Items from a data source.

********

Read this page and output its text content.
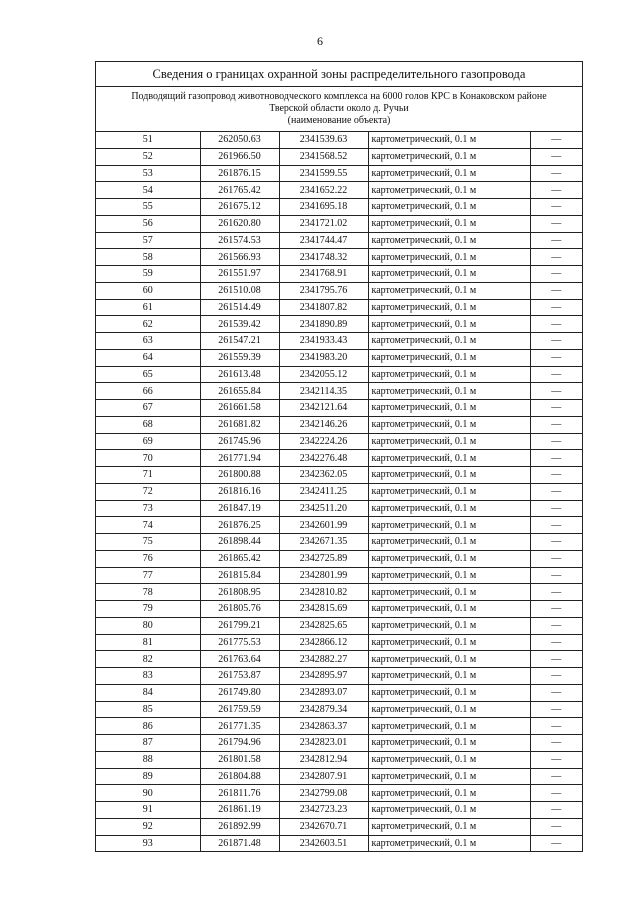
6
Сведения о границах охранной зоны распределительного газопровода
Подводящий газопровод животноводческого комплекса на 6000 голов КРС в Конаковском районе
Тверской области около д. Ручьи
(наименование объекта)
51	262050.63	2341539.63	картометрический, 0.1 м	—
52	261966.50	2341568.52	картометрический, 0.1 м	—
53	261876.15	2341599.55	картометрический, 0.1 м	—
54	261765.42	2341652.22	картометрический, 0.1 м	—
55	261675.12	2341695.18	картометрический, 0.1 м	—
56	261620.80	2341721.02	картометрический, 0.1 м	—
57	261574.53	2341744.47	картометрический, 0.1 м	—
58	261566.93	2341748.32	картометрический, 0.1 м	—
59	261551.97	2341768.91	картометрический, 0.1 м	—
60	261510.08	2341795.76	картометрический, 0.1 м	—
61	261514.49	2341807.82	картометрический, 0.1 м	—
62	261539.42	2341890.89	картометрический, 0.1 м	—
63	261547.21	2341933.43	картометрический, 0.1 м	—
64	261559.39	2341983.20	картометрический, 0.1 м	—
65	261613.48	2342055.12	картометрический, 0.1 м	—
66	261655.84	2342114.35	картометрический, 0.1 м	—
67	261661.58	2342121.64	картометрический, 0.1 м	—
68	261681.82	2342146.26	картометрический, 0.1 м	—
69	261745.96	2342224.26	картометрический, 0.1 м	—
70	261771.94	2342276.48	картометрический, 0.1 м	—
71	261800.88	2342362.05	картометрический, 0.1 м	—
72	261816.16	2342411.25	картометрический, 0.1 м	—
73	261847.19	2342511.20	картометрический, 0.1 м	—
74	261876.25	2342601.99	картометрический, 0.1 м	—
75	261898.44	2342671.35	картометрический, 0.1 м	—
76	261865.42	2342725.89	картометрический, 0.1 м	—
77	261815.84	2342801.99	картометрический, 0.1 м	—
78	261808.95	2342810.82	картометрический, 0.1 м	—
79	261805.76	2342815.69	картометрический, 0.1 м	—
80	261799.21	2342825.65	картометрический, 0.1 м	—
81	261775.53	2342866.12	картометрический, 0.1 м	—
82	261763.64	2342882.27	картометрический, 0.1 м	—
83	261753.87	2342895.97	картометрический, 0.1 м	—
84	261749.80	2342893.07	картометрический, 0.1 м	—
85	261759.59	2342879.34	картометрический, 0.1 м	—
86	261771.35	2342863.37	картометрический, 0.1 м	—
87	261794.96	2342823.01	картометрический, 0.1 м	—
88	261801.58	2342812.94	картометрический, 0.1 м	—
89	261804.88	2342807.91	картометрический, 0.1 м	—
90	261811.76	2342799.08	картометрический, 0.1 м	—
91	261861.19	2342723.23	картометрический, 0.1 м	—
92	261892.99	2342670.71	картометрический, 0.1 м	—
93	261871.48	2342603.51	картометрический, 0.1 м	—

********

Copy the data word for word. Pictures do not go in the copy.

Read this page and output its text content.
6
Сведения о границах охранной зоны распределительного газопровода
Подводящий газопровод животноводческого комплекса на 6000 голов КРС в Конаковском районе
Тверской области около д. Ручьи
(наименование объекта)
51	262050.63	2341539.63	картометрический, 0.1 м	—
52	261966.50	2341568.52	картометрический, 0.1 м	—
53	261876.15	2341599.55	картометрический, 0.1 м	—
54	261765.42	2341652.22	картометрический, 0.1 м	—
55	261675.12	2341695.18	картометрический, 0.1 м	—
56	261620.80	2341721.02	картометрический, 0.1 м	—
57	261574.53	2341744.47	картометрический, 0.1 м	—
58	261566.93	2341748.32	картометрический, 0.1 м	—
59	261551.97	2341768.91	картометрический, 0.1 м	—
60	261510.08	2341795.76	картометрический, 0.1 м	—
61	261514.49	2341807.82	картометрический, 0.1 м	—
62	261539.42	2341890.89	картометрический, 0.1 м	—
63	261547.21	2341933.43	картометрический, 0.1 м	—
64	261559.39	2341983.20	картометрический, 0.1 м	—
65	261613.48	2342055.12	картометрический, 0.1 м	—
66	261655.84	2342114.35	картометрический, 0.1 м	—
67	261661.58	2342121.64	картометрический, 0.1 м	—
68	261681.82	2342146.26	картометрический, 0.1 м	—
69	261745.96	2342224.26	картометрический, 0.1 м	—
70	261771.94	2342276.48	картометрический, 0.1 м	—
71	261800.88	2342362.05	картометрический, 0.1 м	—
72	261816.16	2342411.25	картометрический, 0.1 м	—
73	261847.19	2342511.20	картометрический, 0.1 м	—
74	261876.25	2342601.99	картометрический, 0.1 м	—
75	261898.44	2342671.35	картометрический, 0.1 м	—
76	261865.42	2342725.89	картометрический, 0.1 м	—
77	261815.84	2342801.99	картометрический, 0.1 м	—
78	261808.95	2342810.82	картометрический, 0.1 м	—
79	261805.76	2342815.69	картометрический, 0.1 м	—
80	261799.21	2342825.65	картометрический, 0.1 м	—
81	261775.53	2342866.12	картометрический, 0.1 м	—
82	261763.64	2342882.27	картометрический, 0.1 м	—
83	261753.87	2342895.97	картометрический, 0.1 м	—
84	261749.80	2342893.07	картометрический, 0.1 м	—
85	261759.59	2342879.34	картометрический, 0.1 м	—
86	261771.35	2342863.37	картометрический, 0.1 м	—
87	261794.96	2342823.01	картометрический, 0.1 м	—
88	261801.58	2342812.94	картометрический, 0.1 м	—
89	261804.88	2342807.91	картометрический, 0.1 м	—
90	261811.76	2342799.08	картометрический, 0.1 м	—
91	261861.19	2342723.23	картометрический, 0.1 м	—
92	261892.99	2342670.71	картометрический, 0.1 м	—
93	261871.48	2342603.51	картометрический, 0.1 м	—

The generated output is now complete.